Retype all the records with nothing changed.

> _Exercise material_
## begin

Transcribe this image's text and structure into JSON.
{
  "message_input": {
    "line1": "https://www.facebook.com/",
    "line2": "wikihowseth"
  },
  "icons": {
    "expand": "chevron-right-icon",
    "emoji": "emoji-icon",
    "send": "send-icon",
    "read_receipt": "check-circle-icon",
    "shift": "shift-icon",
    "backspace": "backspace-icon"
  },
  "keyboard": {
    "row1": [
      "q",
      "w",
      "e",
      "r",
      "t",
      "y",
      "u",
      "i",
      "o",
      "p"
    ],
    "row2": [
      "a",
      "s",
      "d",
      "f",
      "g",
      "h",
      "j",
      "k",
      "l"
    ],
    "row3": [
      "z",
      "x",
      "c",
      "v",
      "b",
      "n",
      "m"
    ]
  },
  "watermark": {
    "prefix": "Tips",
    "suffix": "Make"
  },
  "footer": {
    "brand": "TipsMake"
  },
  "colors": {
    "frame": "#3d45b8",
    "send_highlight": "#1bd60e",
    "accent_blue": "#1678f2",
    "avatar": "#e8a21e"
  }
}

## end

> _Result of this exercise_
Transcribe this image's text and structure into JSON.
{
  "message_input": {
    "line1": "https://www.facebook.com/",
    "line2": "wikihowseth"
  },
  "icons": {
    "expand": "chevron-right-icon",
    "emoji": "emoji-icon",
    "send": "send-icon",
    "read_receipt": "check-circle-icon",
    "shift": "shift-icon",
    "backspace": "backspace-icon"
  },
  "keyboard": {
    "row1": [
      "q",
      "w",
      "e",
      "r",
      "t",
      "y",
      "u",
      "i",
      "o",
      "p"
    ],
    "row2": [
      "a",
      "s",
      "d",
      "f",
      "g",
      "h",
      "j",
      "k",
      "l"
    ],
    "row3": [
      "z",
      "x",
      "c",
      "v",
      "b",
      "n",
      "m"
    ]
  },
  "watermark": {
    "prefix": "Tips",
    "suffix": "Make"
  },
  "footer": {
    "brand": "TipsMake"
  },
  "colors": {
    "frame": "#3d45b8",
    "send_highlight": "#1bd60e",
    "accent_blue": "#1678f2",
    "avatar": "#e8a21e"
  }
}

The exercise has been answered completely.